++++ Data for processing

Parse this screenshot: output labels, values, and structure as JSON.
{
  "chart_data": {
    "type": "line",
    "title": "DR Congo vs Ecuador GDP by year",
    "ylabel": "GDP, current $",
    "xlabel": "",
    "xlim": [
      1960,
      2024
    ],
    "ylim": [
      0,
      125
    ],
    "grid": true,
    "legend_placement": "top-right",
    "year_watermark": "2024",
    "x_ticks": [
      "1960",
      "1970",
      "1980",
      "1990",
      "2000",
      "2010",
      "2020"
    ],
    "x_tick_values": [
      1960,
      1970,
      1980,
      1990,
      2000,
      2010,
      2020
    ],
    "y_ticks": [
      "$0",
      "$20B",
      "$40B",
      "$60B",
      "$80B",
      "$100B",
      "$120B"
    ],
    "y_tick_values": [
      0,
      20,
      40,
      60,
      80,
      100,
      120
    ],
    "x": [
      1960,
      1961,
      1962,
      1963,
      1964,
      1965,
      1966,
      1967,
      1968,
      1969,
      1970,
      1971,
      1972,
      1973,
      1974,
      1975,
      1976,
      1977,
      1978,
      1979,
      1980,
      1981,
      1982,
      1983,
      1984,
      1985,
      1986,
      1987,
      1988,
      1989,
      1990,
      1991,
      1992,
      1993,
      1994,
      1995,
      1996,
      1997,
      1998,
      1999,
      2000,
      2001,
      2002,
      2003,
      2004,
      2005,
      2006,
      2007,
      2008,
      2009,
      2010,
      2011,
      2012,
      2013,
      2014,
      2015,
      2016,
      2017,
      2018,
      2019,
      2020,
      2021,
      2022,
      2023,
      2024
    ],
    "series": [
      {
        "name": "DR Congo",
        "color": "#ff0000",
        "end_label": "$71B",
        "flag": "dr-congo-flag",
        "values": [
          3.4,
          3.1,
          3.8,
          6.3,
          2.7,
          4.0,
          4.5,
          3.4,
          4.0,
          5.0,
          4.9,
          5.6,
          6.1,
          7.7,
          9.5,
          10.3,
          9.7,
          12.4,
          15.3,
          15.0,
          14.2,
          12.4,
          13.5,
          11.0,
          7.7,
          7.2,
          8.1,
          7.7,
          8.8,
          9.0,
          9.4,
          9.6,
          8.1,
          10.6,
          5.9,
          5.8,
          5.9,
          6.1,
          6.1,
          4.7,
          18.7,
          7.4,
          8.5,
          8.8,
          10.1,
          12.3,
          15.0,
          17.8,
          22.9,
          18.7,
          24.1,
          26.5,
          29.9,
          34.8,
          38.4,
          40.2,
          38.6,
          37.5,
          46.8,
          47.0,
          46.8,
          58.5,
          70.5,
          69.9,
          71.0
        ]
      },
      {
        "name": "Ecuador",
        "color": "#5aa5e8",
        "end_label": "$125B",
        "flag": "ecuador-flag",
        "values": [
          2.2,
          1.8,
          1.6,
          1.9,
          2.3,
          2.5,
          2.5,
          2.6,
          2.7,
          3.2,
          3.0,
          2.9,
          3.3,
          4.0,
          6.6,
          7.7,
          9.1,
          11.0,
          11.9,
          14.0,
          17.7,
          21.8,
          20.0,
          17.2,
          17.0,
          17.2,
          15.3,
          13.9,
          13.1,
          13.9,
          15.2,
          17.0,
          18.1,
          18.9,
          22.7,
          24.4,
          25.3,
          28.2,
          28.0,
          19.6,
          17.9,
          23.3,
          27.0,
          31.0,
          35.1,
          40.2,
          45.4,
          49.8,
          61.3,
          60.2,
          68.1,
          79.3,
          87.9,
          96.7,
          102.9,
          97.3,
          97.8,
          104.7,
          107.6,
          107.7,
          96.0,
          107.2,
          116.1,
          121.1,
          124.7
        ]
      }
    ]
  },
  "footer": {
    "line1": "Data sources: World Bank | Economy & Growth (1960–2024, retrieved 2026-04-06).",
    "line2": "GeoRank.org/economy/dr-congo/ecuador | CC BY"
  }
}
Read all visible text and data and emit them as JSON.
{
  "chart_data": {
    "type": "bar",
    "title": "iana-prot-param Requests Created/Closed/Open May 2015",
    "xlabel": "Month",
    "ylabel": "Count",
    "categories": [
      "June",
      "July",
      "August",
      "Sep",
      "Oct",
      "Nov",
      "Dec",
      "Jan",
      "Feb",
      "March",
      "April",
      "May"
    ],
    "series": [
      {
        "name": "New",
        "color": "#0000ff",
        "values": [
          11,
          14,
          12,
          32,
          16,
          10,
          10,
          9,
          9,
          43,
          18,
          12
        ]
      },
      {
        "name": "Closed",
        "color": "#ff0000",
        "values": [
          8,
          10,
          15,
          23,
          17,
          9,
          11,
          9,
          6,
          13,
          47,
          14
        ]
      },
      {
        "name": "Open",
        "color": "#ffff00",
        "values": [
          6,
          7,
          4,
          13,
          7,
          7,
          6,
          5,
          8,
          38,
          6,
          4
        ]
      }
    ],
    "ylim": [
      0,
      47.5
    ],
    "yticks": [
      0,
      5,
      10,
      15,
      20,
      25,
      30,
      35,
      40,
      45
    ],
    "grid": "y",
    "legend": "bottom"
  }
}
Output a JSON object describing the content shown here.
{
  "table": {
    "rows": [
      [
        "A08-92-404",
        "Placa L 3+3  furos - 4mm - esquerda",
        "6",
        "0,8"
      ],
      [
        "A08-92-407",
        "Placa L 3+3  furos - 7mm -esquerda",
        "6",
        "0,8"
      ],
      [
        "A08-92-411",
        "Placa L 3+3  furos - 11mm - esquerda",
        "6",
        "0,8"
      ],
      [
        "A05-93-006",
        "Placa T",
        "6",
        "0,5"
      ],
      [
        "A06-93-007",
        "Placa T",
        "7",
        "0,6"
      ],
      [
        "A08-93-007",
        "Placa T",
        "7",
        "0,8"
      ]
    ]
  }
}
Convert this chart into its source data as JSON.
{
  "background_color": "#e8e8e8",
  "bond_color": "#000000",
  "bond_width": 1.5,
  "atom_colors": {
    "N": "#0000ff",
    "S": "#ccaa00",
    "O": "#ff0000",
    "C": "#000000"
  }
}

++++++++

## Aim of the task
Give an exact copy of all the data shown above.

## Response
Parse this screenshot: output labels, values, and structure as JSON.
{
  "chart_data": {
    "type": "line",
    "title": "DR Congo vs Ecuador GDP by year",
    "ylabel": "GDP, current $",
    "xlabel": "",
    "xlim": [
      1960,
      2024
    ],
    "ylim": [
      0,
      125
    ],
    "grid": true,
    "legend_placement": "top-right",
    "year_watermark": "2024",
    "x_ticks": [
      "1960",
      "1970",
      "1980",
      "1990",
      "2000",
      "2010",
      "2020"
    ],
    "x_tick_values": [
      1960,
      1970,
      1980,
      1990,
      2000,
      2010,
      2020
    ],
    "y_ticks": [
      "$0",
      "$20B",
      "$40B",
      "$60B",
      "$80B",
      "$100B",
      "$120B"
    ],
    "y_tick_values": [
      0,
      20,
      40,
      60,
      80,
      100,
      120
    ],
    "x": [
      1960,
      1961,
      1962,
      1963,
      1964,
      1965,
      1966,
      1967,
      1968,
      1969,
      1970,
      1971,
      1972,
      1973,
      1974,
      1975,
      1976,
      1977,
      1978,
      1979,
      1980,
      1981,
      1982,
      1983,
      1984,
      1985,
      1986,
      1987,
      1988,
      1989,
      1990,
      1991,
      1992,
      1993,
      1994,
      1995,
      1996,
      1997,
      1998,
      1999,
      2000,
      2001,
      2002,
      2003,
      2004,
      2005,
      2006,
      2007,
      2008,
      2009,
      2010,
      2011,
      2012,
      2013,
      2014,
      2015,
      2016,
      2017,
      2018,
      2019,
      2020,
      2021,
      2022,
      2023,
      2024
    ],
    "series": [
      {
        "name": "DR Congo",
        "color": "#ff0000",
        "end_label": "$71B",
        "flag": "dr-congo-flag",
        "values": [
          3.4,
          3.1,
          3.8,
          6.3,
          2.7,
          4.0,
          4.5,
          3.4,
          4.0,
          5.0,
          4.9,
          5.6,
          6.1,
          7.7,
          9.5,
          10.3,
          9.7,
          12.4,
          15.3,
          15.0,
          14.2,
          12.4,
          13.5,
          11.0,
          7.7,
          7.2,
          8.1,
          7.7,
          8.8,
          9.0,
          9.4,
          9.6,
          8.1,
          10.6,
          5.9,
          5.8,
          5.9,
          6.1,
          6.1,
          4.7,
          18.7,
          7.4,
          8.5,
          8.8,
          10.1,
          12.3,
          15.0,
          17.8,
          22.9,
          18.7,
          24.1,
          26.5,
          29.9,
          34.8,
          38.4,
          40.2,
          38.6,
          37.5,
          46.8,
          47.0,
          46.8,
          58.5,
          70.5,
          69.9,
          71.0
        ]
      },
      {
        "name": "Ecuador",
        "color": "#5aa5e8",
        "end_label": "$125B",
        "flag": "ecuador-flag",
        "values": [
          2.2,
          1.8,
          1.6,
          1.9,
          2.3,
          2.5,
          2.5,
          2.6,
          2.7,
          3.2,
          3.0,
          2.9,
          3.3,
          4.0,
          6.6,
          7.7,
          9.1,
          11.0,
          11.9,
          14.0,
          17.7,
          21.8,
          20.0,
          17.2,
          17.0,
          17.2,
          15.3,
          13.9,
          13.1,
          13.9,
          15.2,
          17.0,
          18.1,
          18.9,
          22.7,
          24.4,
          25.3,
          28.2,
          28.0,
          19.6,
          17.9,
          23.3,
          27.0,
          31.0,
          35.1,
          40.2,
          45.4,
          49.8,
          61.3,
          60.2,
          68.1,
          79.3,
          87.9,
          96.7,
          102.9,
          97.3,
          97.8,
          104.7,
          107.6,
          107.7,
          96.0,
          107.2,
          116.1,
          121.1,
          124.7
        ]
      }
    ]
  },
  "footer": {
    "line1": "Data sources: World Bank | Economy & Growth (1960–2024, retrieved 2026-04-06).",
    "line2": "GeoRank.org/economy/dr-congo/ecuador | CC BY"
  }
}
Read all visible text and data and emit them as JSON.
{
  "chart_data": {
    "type": "bar",
    "title": "iana-prot-param Requests Created/Closed/Open May 2015",
    "xlabel": "Month",
    "ylabel": "Count",
    "categories": [
      "June",
      "July",
      "August",
      "Sep",
      "Oct",
      "Nov",
      "Dec",
      "Jan",
      "Feb",
      "March",
      "April",
      "May"
    ],
    "series": [
      {
        "name": "New",
        "color": "#0000ff",
        "values": [
          11,
          14,
          12,
          32,
          16,
          10,
          10,
          9,
          9,
          43,
          18,
          12
        ]
      },
      {
        "name": "Closed",
        "color": "#ff0000",
        "values": [
          8,
          10,
          15,
          23,
          17,
          9,
          11,
          9,
          6,
          13,
          47,
          14
        ]
      },
      {
        "name": "Open",
        "color": "#ffff00",
        "values": [
          6,
          7,
          4,
          13,
          7,
          7,
          6,
          5,
          8,
          38,
          6,
          4
        ]
      }
    ],
    "ylim": [
      0,
      47.5
    ],
    "yticks": [
      0,
      5,
      10,
      15,
      20,
      25,
      30,
      35,
      40,
      45
    ],
    "grid": "y",
    "legend": "bottom"
  }
}
Output a JSON object describing the content shown here.
{
  "table": {
    "rows": [
      [
        "A08-92-404",
        "Placa L 3+3  furos - 4mm - esquerda",
        "6",
        "0,8"
      ],
      [
        "A08-92-407",
        "Placa L 3+3  furos - 7mm -esquerda",
        "6",
        "0,8"
      ],
      [
        "A08-92-411",
        "Placa L 3+3  furos - 11mm - esquerda",
        "6",
        "0,8"
      ],
      [
        "A05-93-006",
        "Placa T",
        "6",
        "0,5"
      ],
      [
        "A06-93-007",
        "Placa T",
        "7",
        "0,6"
      ],
      [
        "A08-93-007",
        "Placa T",
        "7",
        "0,8"
      ]
    ]
  }
}
Convert this chart into its source data as JSON.
{
  "background_color": "#e8e8e8",
  "bond_color": "#000000",
  "bond_width": 1.5,
  "atom_colors": {
    "N": "#0000ff",
    "S": "#ccaa00",
    "O": "#ff0000",
    "C": "#000000"
  }
}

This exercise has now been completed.